Description of the task:
Give back the entire listing verbatim.
○ ○ ○ ○ ○ ○ ○
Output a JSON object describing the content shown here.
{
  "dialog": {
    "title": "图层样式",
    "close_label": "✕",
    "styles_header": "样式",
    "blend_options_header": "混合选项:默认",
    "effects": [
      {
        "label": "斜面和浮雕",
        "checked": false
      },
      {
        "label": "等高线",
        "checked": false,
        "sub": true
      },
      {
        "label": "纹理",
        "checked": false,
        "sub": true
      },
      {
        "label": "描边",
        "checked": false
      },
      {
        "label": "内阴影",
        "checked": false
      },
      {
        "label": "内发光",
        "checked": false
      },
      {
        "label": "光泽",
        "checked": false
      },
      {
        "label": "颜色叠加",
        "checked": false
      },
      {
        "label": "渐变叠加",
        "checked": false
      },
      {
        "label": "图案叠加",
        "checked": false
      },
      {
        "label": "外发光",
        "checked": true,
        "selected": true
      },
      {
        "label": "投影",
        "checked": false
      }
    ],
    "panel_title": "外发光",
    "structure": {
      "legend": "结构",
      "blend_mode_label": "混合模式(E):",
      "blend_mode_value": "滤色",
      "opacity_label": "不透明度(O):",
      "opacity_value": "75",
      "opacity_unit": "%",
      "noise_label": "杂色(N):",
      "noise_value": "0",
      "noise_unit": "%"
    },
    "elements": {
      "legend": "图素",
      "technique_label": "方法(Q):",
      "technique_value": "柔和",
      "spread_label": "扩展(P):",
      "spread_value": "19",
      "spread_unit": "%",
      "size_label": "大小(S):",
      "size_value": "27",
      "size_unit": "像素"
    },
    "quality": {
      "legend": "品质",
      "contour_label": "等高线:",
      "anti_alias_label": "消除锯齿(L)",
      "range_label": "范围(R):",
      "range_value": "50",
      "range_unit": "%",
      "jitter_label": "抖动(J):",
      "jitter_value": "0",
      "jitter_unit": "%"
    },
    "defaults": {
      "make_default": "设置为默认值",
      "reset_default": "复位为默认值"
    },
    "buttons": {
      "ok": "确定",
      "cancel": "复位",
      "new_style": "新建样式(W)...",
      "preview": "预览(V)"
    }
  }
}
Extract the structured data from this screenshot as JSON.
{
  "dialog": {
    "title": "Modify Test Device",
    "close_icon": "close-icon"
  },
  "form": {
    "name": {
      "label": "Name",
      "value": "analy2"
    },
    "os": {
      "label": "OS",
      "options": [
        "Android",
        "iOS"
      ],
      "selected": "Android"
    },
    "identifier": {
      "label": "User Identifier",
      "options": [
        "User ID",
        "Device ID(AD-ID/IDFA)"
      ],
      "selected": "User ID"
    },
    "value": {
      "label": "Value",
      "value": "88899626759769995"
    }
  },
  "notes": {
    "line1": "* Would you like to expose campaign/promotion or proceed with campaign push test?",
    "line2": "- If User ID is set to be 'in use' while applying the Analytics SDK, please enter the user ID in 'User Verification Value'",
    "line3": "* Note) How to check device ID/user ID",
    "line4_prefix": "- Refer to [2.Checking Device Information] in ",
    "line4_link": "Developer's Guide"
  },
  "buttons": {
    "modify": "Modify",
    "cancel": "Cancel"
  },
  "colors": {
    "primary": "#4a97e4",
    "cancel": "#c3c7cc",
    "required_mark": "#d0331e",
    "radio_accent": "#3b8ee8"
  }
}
○ ○ ○ ○ ○ ○ ○
Answer to the exercise:
Output a JSON object describing the content shown here.
{
  "dialog": {
    "title": "图层样式",
    "close_label": "✕",
    "styles_header": "样式",
    "blend_options_header": "混合选项:默认",
    "effects": [
      {
        "label": "斜面和浮雕",
        "checked": false
      },
      {
        "label": "等高线",
        "checked": false,
        "sub": true
      },
      {
        "label": "纹理",
        "checked": false,
        "sub": true
      },
      {
        "label": "描边",
        "checked": false
      },
      {
        "label": "内阴影",
        "checked": false
      },
      {
        "label": "内发光",
        "checked": false
      },
      {
        "label": "光泽",
        "checked": false
      },
      {
        "label": "颜色叠加",
        "checked": false
      },
      {
        "label": "渐变叠加",
        "checked": false
      },
      {
        "label": "图案叠加",
        "checked": false
      },
      {
        "label": "外发光",
        "checked": true,
        "selected": true
      },
      {
        "label": "投影",
        "checked": false
      }
    ],
    "panel_title": "外发光",
    "structure": {
      "legend": "结构",
      "blend_mode_label": "混合模式(E):",
      "blend_mode_value": "滤色",
      "opacity_label": "不透明度(O):",
      "opacity_value": "75",
      "opacity_unit": "%",
      "noise_label": "杂色(N):",
      "noise_value": "0",
      "noise_unit": "%"
    },
    "elements": {
      "legend": "图素",
      "technique_label": "方法(Q):",
      "technique_value": "柔和",
      "spread_label": "扩展(P):",
      "spread_value": "19",
      "spread_unit": "%",
      "size_label": "大小(S):",
      "size_value": "27",
      "size_unit": "像素"
    },
    "quality": {
      "legend": "品质",
      "contour_label": "等高线:",
      "anti_alias_label": "消除锯齿(L)",
      "range_label": "范围(R):",
      "range_value": "50",
      "range_unit": "%",
      "jitter_label": "抖动(J):",
      "jitter_value": "0",
      "jitter_unit": "%"
    },
    "defaults": {
      "make_default": "设置为默认值",
      "reset_default": "复位为默认值"
    },
    "buttons": {
      "ok": "确定",
      "cancel": "复位",
      "new_style": "新建样式(W)...",
      "preview": "预览(V)"
    }
  }
}
Extract the structured data from this screenshot as JSON.
{
  "dialog": {
    "title": "Modify Test Device",
    "close_icon": "close-icon"
  },
  "form": {
    "name": {
      "label": "Name",
      "value": "analy2"
    },
    "os": {
      "label": "OS",
      "options": [
        "Android",
        "iOS"
      ],
      "selected": "Android"
    },
    "identifier": {
      "label": "User Identifier",
      "options": [
        "User ID",
        "Device ID(AD-ID/IDFA)"
      ],
      "selected": "User ID"
    },
    "value": {
      "label": "Value",
      "value": "88899626759769995"
    }
  },
  "notes": {
    "line1": "* Would you like to expose campaign/promotion or proceed with campaign push test?",
    "line2": "- If User ID is set to be 'in use' while applying the Analytics SDK, please enter the user ID in 'User Verification Value'",
    "line3": "* Note) How to check device ID/user ID",
    "line4_prefix": "- Refer to [2.Checking Device Information] in ",
    "line4_link": "Developer's Guide"
  },
  "buttons": {
    "modify": "Modify",
    "cancel": "Cancel"
  },
  "colors": {
    "primary": "#4a97e4",
    "cancel": "#c3c7cc",
    "required_mark": "#d0331e",
    "radio_accent": "#3b8ee8"
  }
}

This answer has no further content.